Task requirements >>
Please carry the forum discussion on inferring human values from human behavior forward from its last sentence, treating the material after it as separate.

Source extract >>
I’m much more optimistic about extracting human values from human behavior, for reasons that I’ve only really developed over the last year, and I think it might be worthwhile addressing what they say.
Rohin and Buck mention the model of humans as utility function + decision-making process. This model is underdetermined by the real-world data—you could fit my behavior to a really weird utility function over world-histories plus a flawless planner, or to an even weirder utility function plus an exactly anti-rational planner that always makes the wrong choice. This is all right. But I think they’re mistaken when they associate doing better than this with deriving ought from is.
The reason we can do better is because we’re not trying to find “the true utility function that humans actually have.” (There is no such object.) Instead, the entire notion that humans have something like a utility function can come from how useful it is to think of humans as having goals. It lets us make good coarse-grained predictions of human behavior, given a parsimonious model and little extra information.
I’m very optimistic about being able to use this sort of constraint to do as well as humans at inferring what humans want. But this isn’t all that impressive, because when we think about what other people want, we think about it in a very local way—we don’t try to construct some giant utility function in our heads.
I’m slightly pessimistic about taking this human-scale inference and inferring the entries in a giant utility function over universe-histories.
I’m slightly optimistic about being able to do moral reasoning and planning in a way that doesn’t involve looking up the utility function over universe-histories, but that we could still recognize and acknowledge as being skillfully moral, and probably not going to screw things up.
In this sense, there’s actually a convergence between my view of value learning and the iterated amplification / human mimicry school, because both are trying trying to do superhuman moral reasoning using parts that can’t use vanilla inference about the environment to scale much past human level. But I think the big distinction is that when I think about value learning I’m always thinking about how to directly query the thing playing the role of values, wheras if you are doing human mimicry research, your human-scale parts are communicating with each other via natural language and other normal human interfaces.
I’m slightly optimistic about being able to do moral reasoning and planning in a way that doesn’t involve looking up the utility function over universe-histories, but that we could still recognize and acknowledge as being skillfully moral, and probably not going to screw things up.
I think this describes my position as well (noting especially that it is only “slightly optimistic”), but...
In this sense, there’s actually a convergence between my view of value learning and the iterated amplification / human mimicry school, because both are trying trying to do superhuman moral reasoning using parts that can’t use vanilla inference about the environment to scale much past human level.
This is the part where I’m confused. Where does this extra information come from? How do you get superhuman moral reasoning? Some possible answers:
Humans having particular simple goals is a simple explanation of the world and so will be learned by the AI system, these goals will correctly generalize to new situations better than humans would generalize to new situations because *handwave* the true goals are simple and the false goals that wouldn’t generalize aren’t simple so they won’t be learned; and the AI is better at optimizing for those goals than humans are.
Same thing, except instead of goals being simple, it is philosophical reasoning that is simple.
But I don’t think your comments generally indicate these as the reasons you’re talking about, and I don’t really understand what your proposed reason is.
Confidence level of the following: Lower than what’s represented, but still one of the more profitable ways I’m trying to think about the problem. Not trolling.

Extracted information >>

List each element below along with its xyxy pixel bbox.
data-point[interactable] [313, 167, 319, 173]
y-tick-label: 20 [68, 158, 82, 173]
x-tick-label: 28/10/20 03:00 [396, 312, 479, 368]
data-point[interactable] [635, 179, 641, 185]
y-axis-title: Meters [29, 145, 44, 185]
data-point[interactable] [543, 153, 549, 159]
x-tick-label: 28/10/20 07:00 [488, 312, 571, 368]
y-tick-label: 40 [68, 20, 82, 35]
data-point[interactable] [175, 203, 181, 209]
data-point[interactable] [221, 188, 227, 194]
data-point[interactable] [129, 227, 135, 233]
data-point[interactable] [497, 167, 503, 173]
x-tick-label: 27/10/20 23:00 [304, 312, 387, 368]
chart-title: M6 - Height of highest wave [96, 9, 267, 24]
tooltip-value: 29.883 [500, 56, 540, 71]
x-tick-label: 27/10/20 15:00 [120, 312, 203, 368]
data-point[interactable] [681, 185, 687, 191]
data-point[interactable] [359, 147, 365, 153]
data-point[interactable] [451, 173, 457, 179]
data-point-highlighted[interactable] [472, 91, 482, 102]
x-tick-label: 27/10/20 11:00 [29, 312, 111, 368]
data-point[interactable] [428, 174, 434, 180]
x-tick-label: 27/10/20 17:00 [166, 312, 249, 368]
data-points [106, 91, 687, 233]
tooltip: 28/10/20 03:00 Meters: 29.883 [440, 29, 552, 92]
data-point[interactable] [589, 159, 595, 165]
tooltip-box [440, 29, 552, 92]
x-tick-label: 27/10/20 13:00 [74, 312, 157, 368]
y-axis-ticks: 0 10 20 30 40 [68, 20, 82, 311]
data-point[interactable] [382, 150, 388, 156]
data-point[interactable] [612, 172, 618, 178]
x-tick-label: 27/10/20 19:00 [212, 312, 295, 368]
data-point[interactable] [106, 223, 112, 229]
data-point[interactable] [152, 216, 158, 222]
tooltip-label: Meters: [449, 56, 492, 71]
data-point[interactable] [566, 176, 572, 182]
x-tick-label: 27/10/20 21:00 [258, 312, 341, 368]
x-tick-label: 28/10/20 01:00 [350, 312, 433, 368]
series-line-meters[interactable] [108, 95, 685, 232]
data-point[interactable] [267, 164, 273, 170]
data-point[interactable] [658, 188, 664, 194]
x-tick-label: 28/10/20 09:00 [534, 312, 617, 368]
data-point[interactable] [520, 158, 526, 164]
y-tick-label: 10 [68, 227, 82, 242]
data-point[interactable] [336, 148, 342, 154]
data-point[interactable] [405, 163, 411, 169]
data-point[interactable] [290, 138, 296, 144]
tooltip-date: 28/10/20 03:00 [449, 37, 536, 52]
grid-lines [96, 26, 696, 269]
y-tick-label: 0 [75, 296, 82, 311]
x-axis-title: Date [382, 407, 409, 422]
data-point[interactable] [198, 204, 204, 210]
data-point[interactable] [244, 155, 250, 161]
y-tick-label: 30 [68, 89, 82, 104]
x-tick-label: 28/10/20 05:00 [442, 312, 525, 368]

Answer for this exercise >>
Right. So, my definition of superhuman moral reasoning is maybe a bit unusual. But I think it’s because common sense is wrong here.
The common sense view is that humans have some set of true values hidden away somewhere, and that superhuman moral reasoning means doing a better job than humans at adhering to the true values. It just seems super obvious to our common sense that there is some fact of the matter about which patterns in human behavior are the true human values, and which are quirks of the decision-making process.
In short, we intuitively use the agent model of humans in our model of the world, so it feels like ground truth. But we’re trying to solve a problem here where that approximation isn’t very useful.
Instead of looking for “the true values,” I think we should judge superhuman moral reasoning by the standards that humans would use to try to detect superhuman moral reasoning. Humans don’t have a magical true-values detector, but we still have this notion of superhuman reasoning, and we have ideas about what it might look like—carefully deliberative, cosmopolitanism, pro-social rather than anti-social, reflecting experience with the world, leading to pretty good outcomes even by the standards of ordinary humans, unaffected by certain bits of human decision-making we think of as bias rather than preference, that sort of thing.
As Wei Dai would put it, I don’t think that there’s such a thing as superhuman moral reasoning because humans have utility functions, I think there’s such a thing as superhuman moral reasoning because humans are philosophers.
If you have a bunch of efficient human imitations in a factored question answering setup, you get superhuman reasoning by having them try really hard to figure out what the superhumanly-moral thing to do is. And this is real, bona-fide superhuman moral reasoning! It doesn’t matter that it doesn’t have planning-level access to the (nonexistent) true human values, it just matters that it has the sort of properties we gesture at with labels like “superhuman moral reasoning.”
In the value learning worldview, this means that improving moral reasoning and doing meta-preference reasoning1 are inextricably linked. Going from human-level moral reasoning to superhuman moral reasoning (if it’s useful to imagine going from one to the other) looks like a process of taking meta-preferential steps, not like hooking up a better planner to a fixed utility function.
How to do this is, of course, a completely unsolved problem.
[1] By meta-preferences, I mean our opinions about our own decision-making process. What are important preferences and what’s bias, what are better reasons and what are worse ones, when does it feel like being smarter would improve your decisions, etc. Not sure if there’s better terminology for this already.
I think I just completely agree with this and am confused what either Buck or I said that was in opposition to this view.
As a particular example, I don’t think what you said is in opposition to “we must make assumptions to bridge the is-ought gap”.
Like, you also can’t deduce that the sun is going to rise tomorrow—for that, you need to assume that the future will be like the past, or that the world is “simple”, or something like that (see the Problem of Induction). Nonetheless, I feel fine with having some assumption of that form, and baking such an assumption into an AI system. Similarly, just because I say “there needs to be some assumption that bridges the is-ought gap” doesn’t mean that everything is hopeless—there can be an assumption that we find very reasonable that we’re happy to bake into the AI system.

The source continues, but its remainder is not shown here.